Required task: Type out the complete listing below word for word, without its pictures.

Extracted entries:
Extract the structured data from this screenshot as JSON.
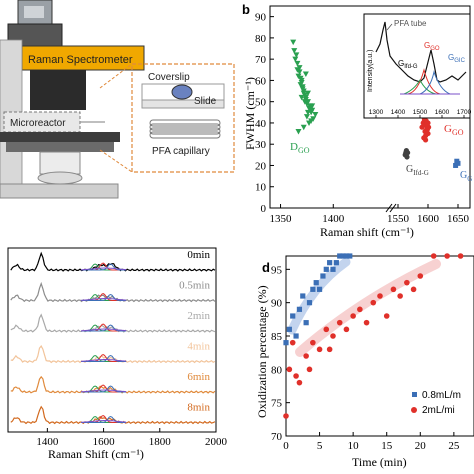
{
  "panel_a": {
    "instrument_label": "Raman Spectrometer",
    "reactor_label": "Microreactor",
    "coverslip_label": "Coverslip",
    "slide_label": "Slide",
    "capillary_label": "PFA capillary"
  },
  "panel_b": {
    "panel_letter": "b",
    "xlabel": "Raman shift (cm⁻¹)",
    "ylabel": "FWHM (cm⁻¹)",
    "x_ticks": [
      "1350",
      "1400",
      "1550",
      "1600",
      "1650"
    ],
    "y_ticks": [
      "0",
      "10",
      "20",
      "30",
      "40",
      "50",
      "60",
      "70",
      "80",
      "90"
    ],
    "labels": {
      "dgo": "DГО",
      "dgo_text": "D",
      "dgo_sub": "GO",
      "ggo": "G",
      "ggo_sub": "GO",
      "gifd": "G",
      "gifd_sub": "Ifd-G",
      "gedge": "G",
      "gedge_sub": "G"
    },
    "inset": {
      "ylabel": "Intensity(a.u.)",
      "annotation": "PFA tube",
      "peak_labels": [
        "G",
        "G",
        "G"
      ],
      "peak_subs": [
        "Ifd-G",
        "GO",
        "GIC"
      ],
      "x_ticks": [
        "1300",
        "1400",
        "1500",
        "1600",
        "1700"
      ]
    }
  },
  "panel_c": {
    "xlabel": "Raman Shift (cm⁻¹)",
    "x_ticks": [
      "1400",
      "1600",
      "1800",
      "2000"
    ],
    "time_labels": [
      "0min",
      "0.5min",
      "2min",
      "4min",
      "6min",
      "8min"
    ],
    "trace_colors": [
      "#000000",
      "#8c8c8c",
      "#a9a9a9",
      "#f2c49b",
      "#e08a3c",
      "#d2691e"
    ]
  },
  "panel_d": {
    "panel_letter": "d",
    "xlabel": "Time (min)",
    "ylabel": "Oxidization percentage (%)",
    "x_ticks": [
      "0",
      "5",
      "10",
      "15",
      "20",
      "25"
    ],
    "y_ticks": [
      "70",
      "75",
      "80",
      "85",
      "90",
      "95"
    ],
    "legend": [
      "0.8mL/m",
      "2mL/mi"
    ]
  },
  "chart_data": [
    {
      "type": "scatter",
      "panel": "b",
      "xlabel": "Raman shift (cm⁻¹)",
      "ylabel": "FWHM (cm⁻¹)",
      "ylim": [
        0,
        95
      ],
      "series": [
        {
          "name": "D_GO",
          "color": "#2aa050",
          "marker": "triangle-down",
          "x": [
            1362,
            1365,
            1368,
            1370,
            1372,
            1374,
            1376,
            1378,
            1380,
            1383,
            1366,
            1369,
            1371,
            1373,
            1375,
            1377,
            1379,
            1364,
            1367,
            1372,
            1374,
            1370,
            1376,
            1368,
            1381,
            1363,
            1373,
            1378,
            1371,
            1375,
            1369,
            1377,
            1372,
            1366,
            1380,
            1374,
            1370,
            1379,
            1367,
            1376
          ],
          "y": [
            78,
            72,
            64,
            60,
            55,
            52,
            50,
            48,
            46,
            44,
            68,
            58,
            57,
            53,
            49,
            47,
            45,
            70,
            62,
            54,
            51,
            59,
            45,
            66,
            42,
            74,
            50,
            47,
            56,
            43,
            61,
            40,
            38,
            65,
            48,
            63,
            52,
            41,
            36,
            54
          ]
        },
        {
          "name": "G_GO",
          "color": "#e0302a",
          "marker": "circle",
          "x": [
            1590,
            1592,
            1594,
            1595,
            1596,
            1597,
            1598,
            1599,
            1600,
            1601,
            1593,
            1596,
            1598,
            1595,
            1597,
            1599,
            1594,
            1600,
            1596,
            1598
          ],
          "y": [
            38,
            40,
            42,
            36,
            39,
            41,
            37,
            35,
            40,
            38,
            33,
            34,
            39,
            43,
            36,
            37,
            41,
            35,
            32,
            40
          ]
        },
        {
          "name": "G_Ifd-G",
          "color": "#404040",
          "marker": "circle",
          "x": [
            1562,
            1564,
            1566,
            1565,
            1563
          ],
          "y": [
            25,
            27,
            26,
            24,
            26
          ]
        },
        {
          "name": "G_G",
          "color": "#3b6fb6",
          "marker": "square",
          "x": [
            1646,
            1648,
            1650
          ],
          "y": [
            20,
            22,
            21
          ]
        }
      ]
    },
    {
      "type": "scatter",
      "panel": "d",
      "xlabel": "Time (min)",
      "ylabel": "Oxidization percentage (%)",
      "ylim": [
        70,
        97
      ],
      "series": [
        {
          "name": "0.8mL/m",
          "color": "#3b6fb6",
          "marker": "square",
          "x": [
            0,
            0.5,
            1,
            1.5,
            2,
            2.5,
            3,
            3.5,
            4,
            4.5,
            5,
            5.5,
            6,
            6.5,
            7,
            7.5,
            8,
            8.5,
            9,
            9.5
          ],
          "y": [
            84,
            86,
            88,
            85,
            89,
            91,
            87,
            90,
            92,
            93,
            92,
            94,
            95,
            96,
            95,
            96,
            97,
            97,
            97,
            97
          ]
        },
        {
          "name": "2mL/mi",
          "color": "#e0302a",
          "marker": "circle",
          "x": [
            0,
            0.5,
            1,
            1.5,
            2,
            3,
            3.5,
            4,
            5,
            6,
            6.5,
            7,
            8,
            9,
            10,
            11,
            12,
            13,
            14,
            15,
            16,
            17,
            18,
            19,
            20,
            22,
            24,
            26
          ],
          "y": [
            73,
            80,
            84,
            79,
            78,
            82,
            80,
            84,
            83,
            86,
            83,
            85,
            87,
            86,
            88,
            89,
            87,
            90,
            91,
            88,
            92,
            91,
            93,
            92,
            94,
            97,
            97,
            97
          ]
        }
      ]
    }
  ]
}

Worked answer:
Extract the structured data from this screenshot as JSON.
{
  "panel_a": {
    "instrument_label": "Raman Spectrometer",
    "reactor_label": "Microreactor",
    "coverslip_label": "Coverslip",
    "slide_label": "Slide",
    "capillary_label": "PFA capillary"
  },
  "panel_b": {
    "panel_letter": "b",
    "xlabel": "Raman shift (cm⁻¹)",
    "ylabel": "FWHM (cm⁻¹)",
    "x_ticks": [
      "1350",
      "1400",
      "1550",
      "1600",
      "1650"
    ],
    "y_ticks": [
      "0",
      "10",
      "20",
      "30",
      "40",
      "50",
      "60",
      "70",
      "80",
      "90"
    ],
    "labels": {
      "dgo": "DГО",
      "dgo_text": "D",
      "dgo_sub": "GO",
      "ggo": "G",
      "ggo_sub": "GO",
      "gifd": "G",
      "gifd_sub": "Ifd-G",
      "gedge": "G",
      "gedge_sub": "G"
    },
    "inset": {
      "ylabel": "Intensity(a.u.)",
      "annotation": "PFA tube",
      "peak_labels": [
        "G",
        "G",
        "G"
      ],
      "peak_subs": [
        "Ifd-G",
        "GO",
        "GIC"
      ],
      "x_ticks": [
        "1300",
        "1400",
        "1500",
        "1600",
        "1700"
      ]
    }
  },
  "panel_c": {
    "xlabel": "Raman Shift (cm⁻¹)",
    "x_ticks": [
      "1400",
      "1600",
      "1800",
      "2000"
    ],
    "time_labels": [
      "0min",
      "0.5min",
      "2min",
      "4min",
      "6min",
      "8min"
    ],
    "trace_colors": [
      "#000000",
      "#8c8c8c",
      "#a9a9a9",
      "#f2c49b",
      "#e08a3c",
      "#d2691e"
    ]
  },
  "panel_d": {
    "panel_letter": "d",
    "xlabel": "Time (min)",
    "ylabel": "Oxidization percentage (%)",
    "x_ticks": [
      "0",
      "5",
      "10",
      "15",
      "20",
      "25"
    ],
    "y_ticks": [
      "70",
      "75",
      "80",
      "85",
      "90",
      "95"
    ],
    "legend": [
      "0.8mL/m",
      "2mL/mi"
    ]
  },
  "chart_data": [
    {
      "type": "scatter",
      "panel": "b",
      "xlabel": "Raman shift (cm⁻¹)",
      "ylabel": "FWHM (cm⁻¹)",
      "ylim": [
        0,
        95
      ],
      "series": [
        {
          "name": "D_GO",
          "color": "#2aa050",
          "marker": "triangle-down",
          "x": [
            1362,
            1365,
            1368,
            1370,
            1372,
            1374,
            1376,
            1378,
            1380,
            1383,
            1366,
            1369,
            1371,
            1373,
            1375,
            1377,
            1379,
            1364,
            1367,
            1372,
            1374,
            1370,
            1376,
            1368,
            1381,
            1363,
            1373,
            1378,
            1371,
            1375,
            1369,
            1377,
            1372,
            1366,
            1380,
            1374,
            1370,
            1379,
            1367,
            1376
          ],
          "y": [
            78,
            72,
            64,
            60,
            55,
            52,
            50,
            48,
            46,
            44,
            68,
            58,
            57,
            53,
            49,
            47,
            45,
            70,
            62,
            54,
            51,
            59,
            45,
            66,
            42,
            74,
            50,
            47,
            56,
            43,
            61,
            40,
            38,
            65,
            48,
            63,
            52,
            41,
            36,
            54
          ]
        },
        {
          "name": "G_GO",
          "color": "#e0302a",
          "marker": "circle",
          "x": [
            1590,
            1592,
            1594,
            1595,
            1596,
            1597,
            1598,
            1599,
            1600,
            1601,
            1593,
            1596,
            1598,
            1595,
            1597,
            1599,
            1594,
            1600,
            1596,
            1598
          ],
          "y": [
            38,
            40,
            42,
            36,
            39,
            41,
            37,
            35,
            40,
            38,
            33,
            34,
            39,
            43,
            36,
            37,
            41,
            35,
            32,
            40
          ]
        },
        {
          "name": "G_Ifd-G",
          "color": "#404040",
          "marker": "circle",
          "x": [
            1562,
            1564,
            1566,
            1565,
            1563
          ],
          "y": [
            25,
            27,
            26,
            24,
            26
          ]
        },
        {
          "name": "G_G",
          "color": "#3b6fb6",
          "marker": "square",
          "x": [
            1646,
            1648,
            1650
          ],
          "y": [
            20,
            22,
            21
          ]
        }
      ]
    },
    {
      "type": "scatter",
      "panel": "d",
      "xlabel": "Time (min)",
      "ylabel": "Oxidization percentage (%)",
      "ylim": [
        70,
        97
      ],
      "series": [
        {
          "name": "0.8mL/m",
          "color": "#3b6fb6",
          "marker": "square",
          "x": [
            0,
            0.5,
            1,
            1.5,
            2,
            2.5,
            3,
            3.5,
            4,
            4.5,
            5,
            5.5,
            6,
            6.5,
            7,
            7.5,
            8,
            8.5,
            9,
            9.5
          ],
          "y": [
            84,
            86,
            88,
            85,
            89,
            91,
            87,
            90,
            92,
            93,
            92,
            94,
            95,
            96,
            95,
            96,
            97,
            97,
            97,
            97
          ]
        },
        {
          "name": "2mL/mi",
          "color": "#e0302a",
          "marker": "circle",
          "x": [
            0,
            0.5,
            1,
            1.5,
            2,
            3,
            3.5,
            4,
            5,
            6,
            6.5,
            7,
            8,
            9,
            10,
            11,
            12,
            13,
            14,
            15,
            16,
            17,
            18,
            19,
            20,
            22,
            24,
            26
          ],
          "y": [
            73,
            80,
            84,
            79,
            78,
            82,
            80,
            84,
            83,
            86,
            83,
            85,
            87,
            86,
            88,
            89,
            87,
            90,
            91,
            88,
            92,
            91,
            93,
            92,
            94,
            97,
            97,
            97
          ]
        }
      ]
    }
  ]
}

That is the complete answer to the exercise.